== TASK GOAL ==
Look through the material below. Copy every line with the string "bilan" in it.

== RECORDS ==
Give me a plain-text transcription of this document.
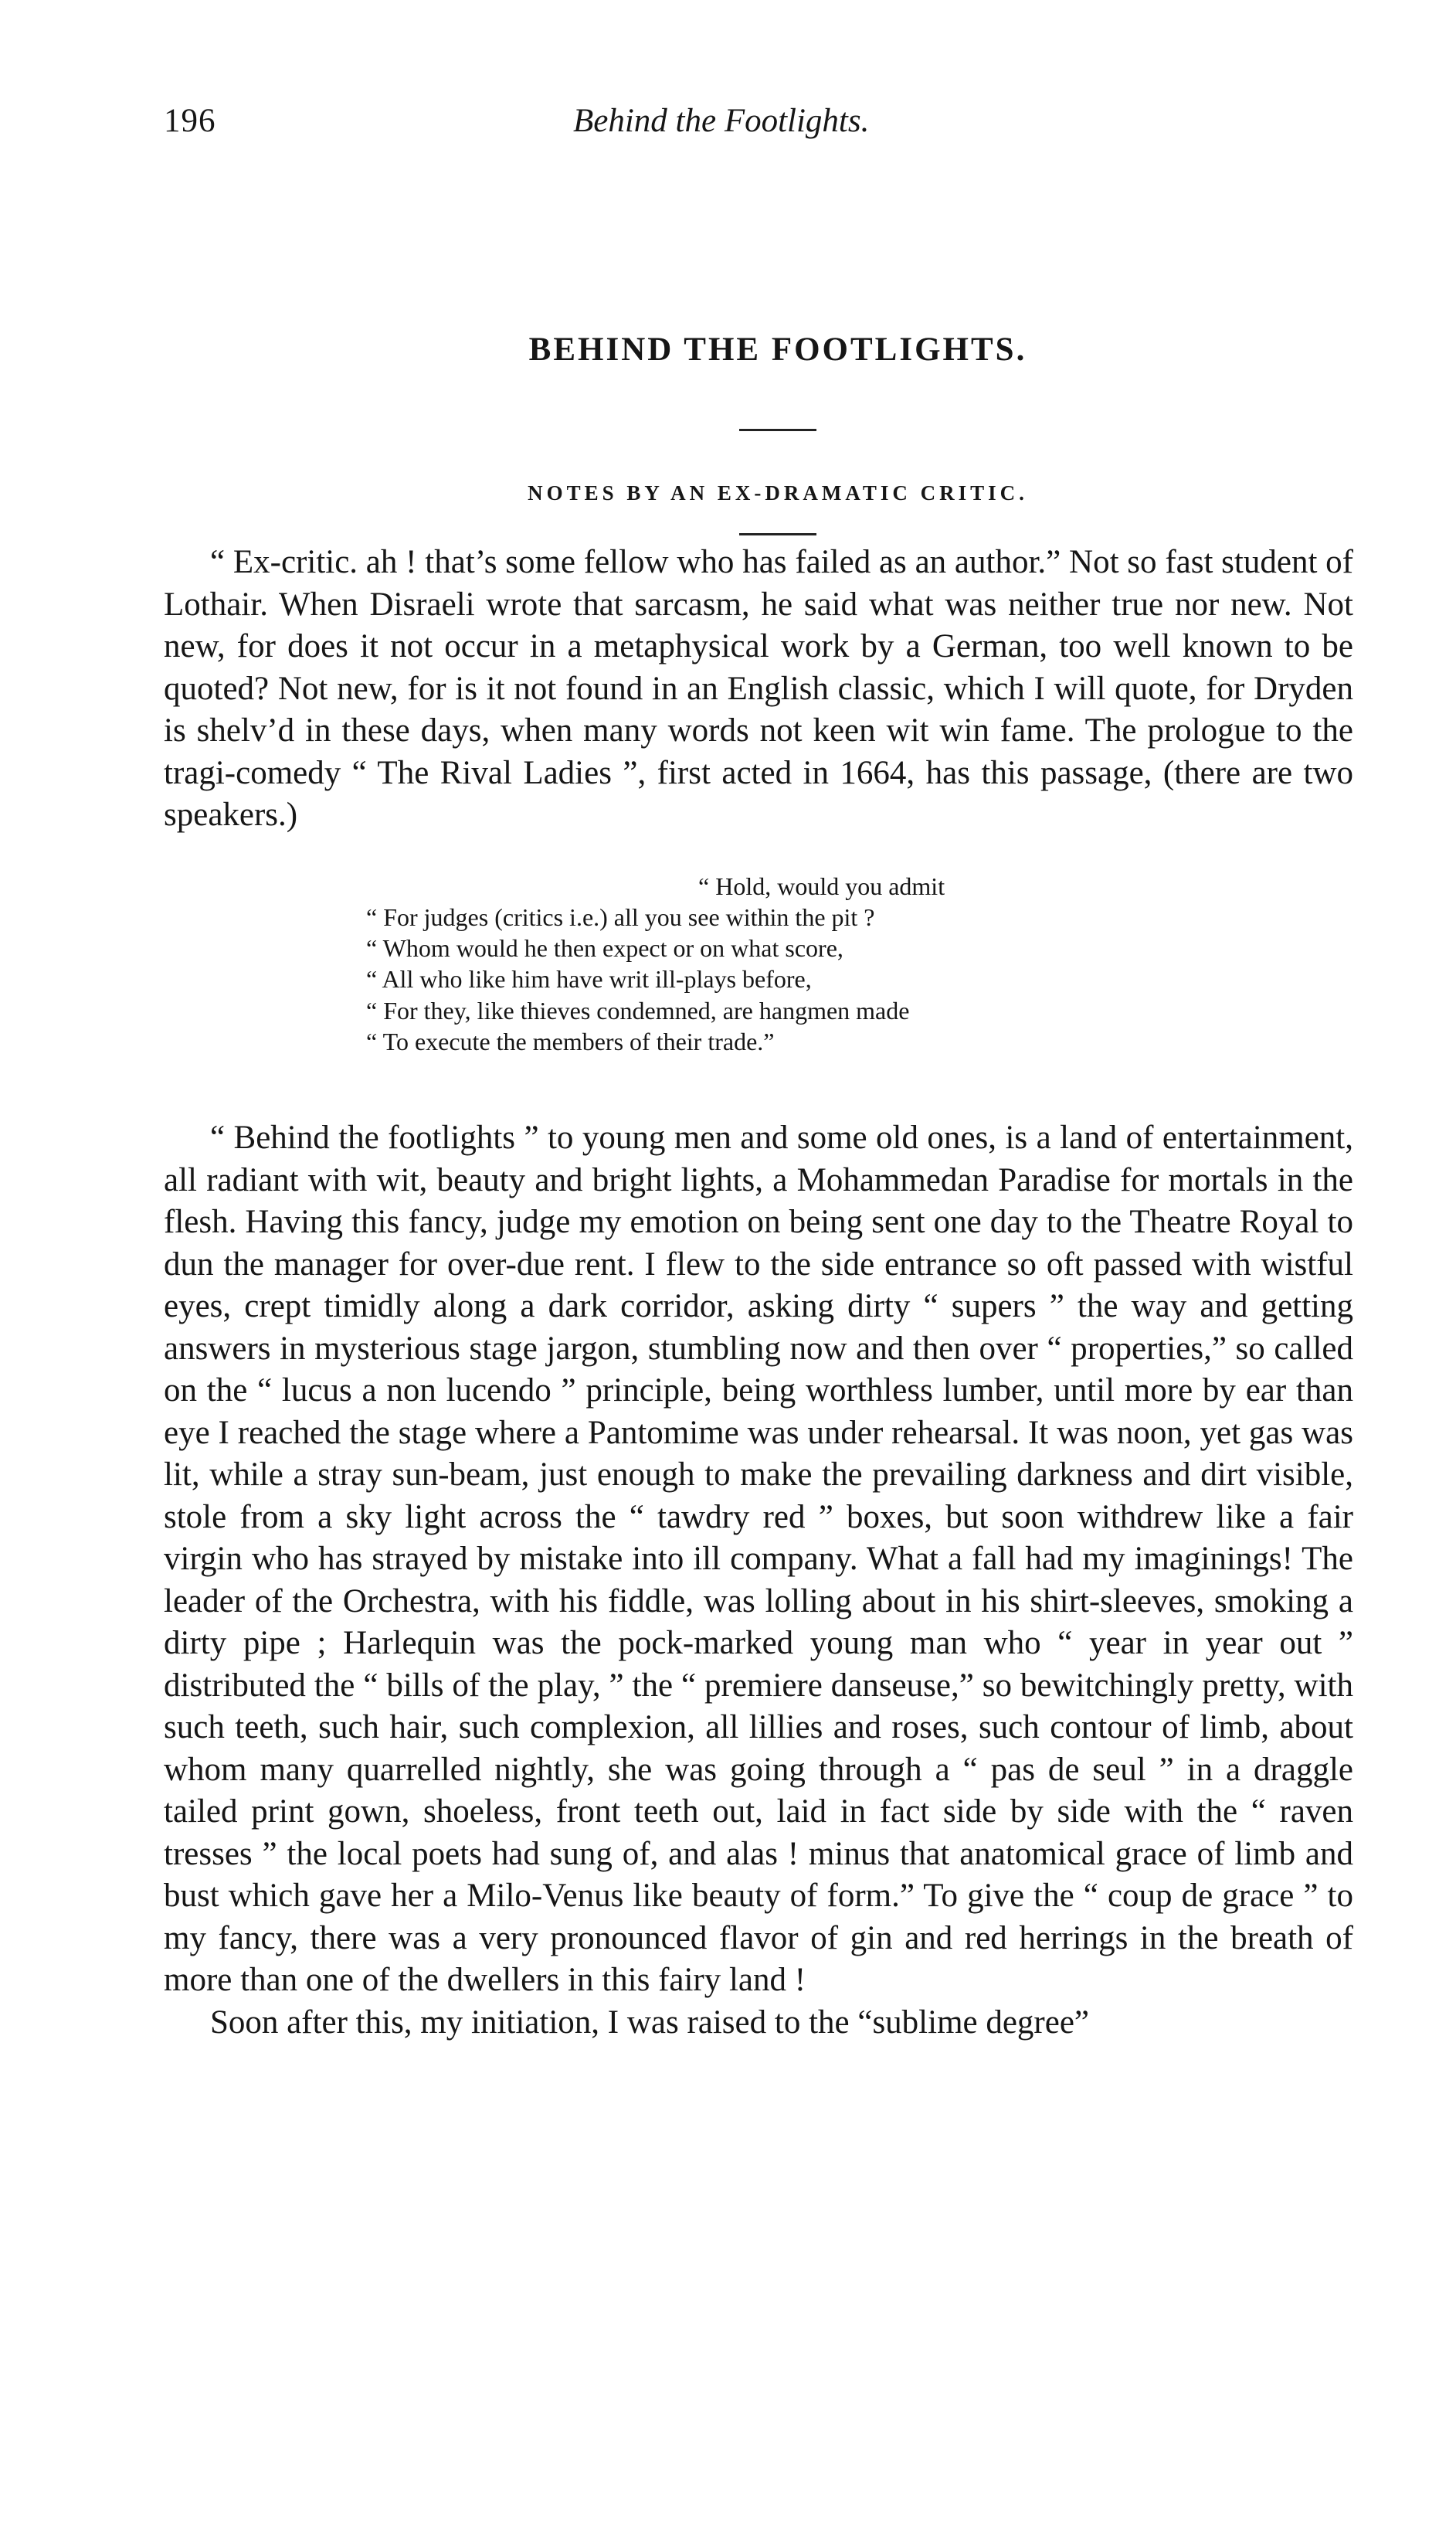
196	Behind the Footlights.
BEHIND THE FOOTLIGHTS.
NOTES BY AN EX-DRAMATIC CRITIC.

“ Ex-critic. ah ! that’s some fellow who has failed as an author.” Not so fast student of Lothair. When Disraeli wrote that sarcasm, he said what was neither true nor new. Not new, for does it not occur in a metaphysical work by a German, too well known to be quoted? Not new, for is it not found in an English classic, which I will quote, for Dryden is shelv’d in these days, when many words not keen wit win fame. The prologue to the tragi-comedy “ The Rival Ladies ”, first acted in 1664, has this passage, (there are two speakers.)

“ Hold, would you admit
“ For judges (critics i.e.) all you see within the pit ?
“ Whom would he then expect or on what score,
“ All who like him have writ ill-plays before,
“ For they, like thieves condemned, are hangmen made
“ To execute the members of their trade.”

“ Behind the footlights ” to young men and some old ones, is a land of entertainment, all radiant with wit, beauty and bright lights, a Mohammedan Paradise for mortals in the flesh. Having this fancy, judge my emotion on being sent one day to the Theatre Royal to dun the manager for over-due rent. I flew to the side entrance so oft passed with wistful eyes, crept timidly along a dark corridor, asking dirty “ supers ” the way and getting answers in mysterious stage jargon, stumbling now and then over “ properties,” so called on the “ lucus a non lucendo ” principle, being worthless lumber, until more by ear than eye I reached the stage where a Pantomime was under rehearsal. It was noon, yet gas was lit, while a stray sun-beam, just enough to make the prevailing darkness and dirt visible, stole from a sky light across the “ tawdry red ” boxes, but soon withdrew like a fair virgin who has strayed by mistake into ill company. What a fall had my imaginings! The leader of the Orchestra, with his fiddle, was lolling about in his shirt-sleeves, smoking a dirty pipe ; Harlequin was the pock-marked young man who “ year in year out ” distributed the “ bills of the play, ” the “ premiere danseuse,” so bewitchingly pretty, with such teeth, such hair, such complexion, all lillies and roses, such contour of limb, about whom many quarrelled nightly, she was going through a “ pas de seul ” in a draggle tailed print gown, shoeless, front teeth out, laid in fact side by side with the “ raven tresses ” the local poets had sung of, and alas ! minus that anatomical grace of limb and bust which gave her a Milo-Venus like beauty of form.” To give the “ coup de grace ” to my fancy, there was a very pronounced flavor of gin and red herrings in the breath of more than one of the dwellers in this fairy land !

Soon after this, my initiation, I was raised to the “sublime degree”
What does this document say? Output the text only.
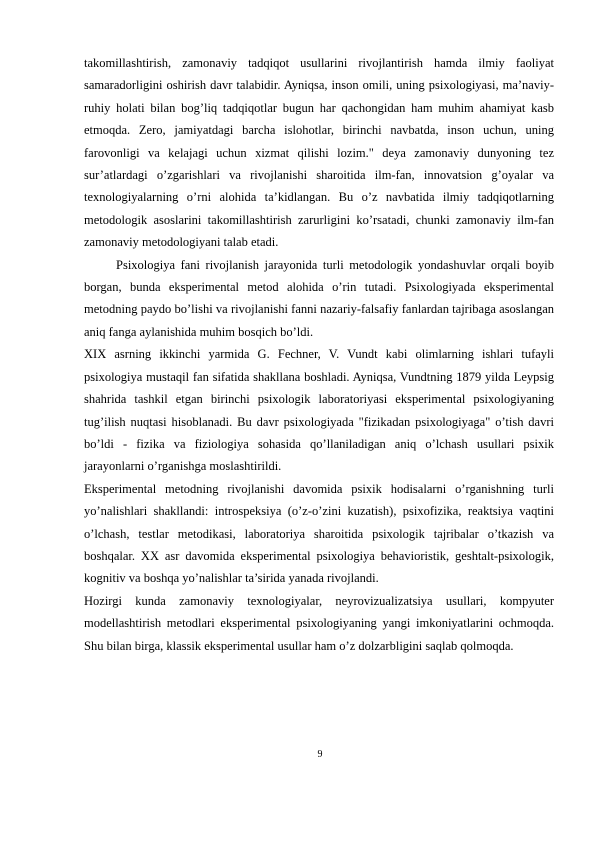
takomillashtirish, zamonaviy tadqiqot usullarini rivojlantirish hamda ilmiy faoliyat samaradorligini oshirish davr talabidir. Ayniqsa, inson omili, uning psixologiyasi, ma’naviy-ruhiy holati bilan bog’liq tadqiqotlar bugun har qachongidan ham muhim ahamiyat kasb etmoqda. Zero, jamiyatdagi barcha islohotlar, birinchi navbatda, inson uchun, uning farovonligi va kelajagi uchun xizmat qilishi lozim." deya zamonaviy dunyoning tez sur’atlardagi o’zgarishlari va rivojlanishi sharoitida ilm-fan, innovatsion g’oyalar va texnologiyalarning o’rni alohida ta’kidlangan. Bu o’z navbatida ilmiy tadqiqotlarning metodologik asoslarini takomillashtirish zarurligini ko’rsatadi, chunki zamonaviy ilm-fan zamonaviy metodologiyani talab etadi.

Psixologiya fani rivojlanish jarayonida turli metodologik yondashuvlar orqali boyib borgan, bunda eksperimental metod alohida o’rin tutadi. Psixologiyada eksperimental metodning paydo bo’lishi va rivojlanishi fanni nazariy-falsafiy fanlardan tajribaga asoslangan aniq fanga aylanishida muhim bosqich bo’ldi.

XIX asrning ikkinchi yarmida G. Fechner, V. Vundt kabi olimlarning ishlari tufayli psixologiya mustaqil fan sifatida shakllana boshladi. Ayniqsa, Vundtning 1879 yilda Leypsig shahrida tashkil etgan birinchi psixologik laboratoriyasi eksperimental psixologiyaning tug’ilish nuqtasi hisoblanadi. Bu davr psixologiyada "fizikadan psixologiyaga" o’tish davri bo’ldi - fizika va fiziologiya sohasida qo’llaniladigan aniq o’lchash usullari psixik jarayonlarni o’rganishga moslashtirildi.

Eksperimental metodning rivojlanishi davomida psixik hodisalarni o’rganishning turli yo’nalishlari shakllandi: introspeksiya (o’z-o’zini kuzatish), psixofizika, reaktsiya vaqtini o’lchash, testlar metodikasi, laboratoriya sharoitida psixologik tajribalar o’tkazish va boshqalar. XX asr davomida eksperimental psixologiya behavioristik, geshtalt-psixologik, kognitiv va boshqa yo’nalishlar ta’sirida yanada rivojlandi.

Hozirgi kunda zamonaviy texnologiyalar, neyrovizualizatsiya usullari, kompyuter modellashtirish metodlari eksperimental psixologiyaning yangi imkoniyatlarini ochmoqda. Shu bilan birga, klassik eksperimental usullar ham o’z dolzarbligini saqlab qolmoqda.

9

== FULL SOLUTION ==
takomillashtirish, zamonaviy tadqiqot usullarini rivojlantirish hamda ilmiy faoliyat samaradorligini oshirish davr talabidir. Ayniqsa, inson omili, uning psixologiyasi, ma’naviy-ruhiy holati bilan bog’liq tadqiqotlar bugun har qachongidan ham muhim ahamiyat kasb etmoqda. Zero, jamiyatdagi barcha islohotlar, birinchi navbatda, inson uchun, uning farovonligi va kelajagi uchun xizmat qilishi lozim." deya zamonaviy dunyoning tez sur’atlardagi o’zgarishlari va rivojlanishi sharoitida ilm-fan, innovatsion g’oyalar va texnologiyalarning o’rni alohida ta’kidlangan. Bu o’z navbatida ilmiy tadqiqotlarning metodologik asoslarini takomillashtirish zarurligini ko’rsatadi, chunki zamonaviy ilm-fan zamonaviy metodologiyani talab etadi.
Hozirgi kunda zamonaviy texnologiyalar, neyrovizualizatsiya usullari, kompyuter modellashtirish metodlari eksperimental psixologiyaning yangi imkoniyatlarini ochmoqda. Shu bilan birga, klassik eksperimental usullar ham o’z dolzarbligini saqlab qolmoqda.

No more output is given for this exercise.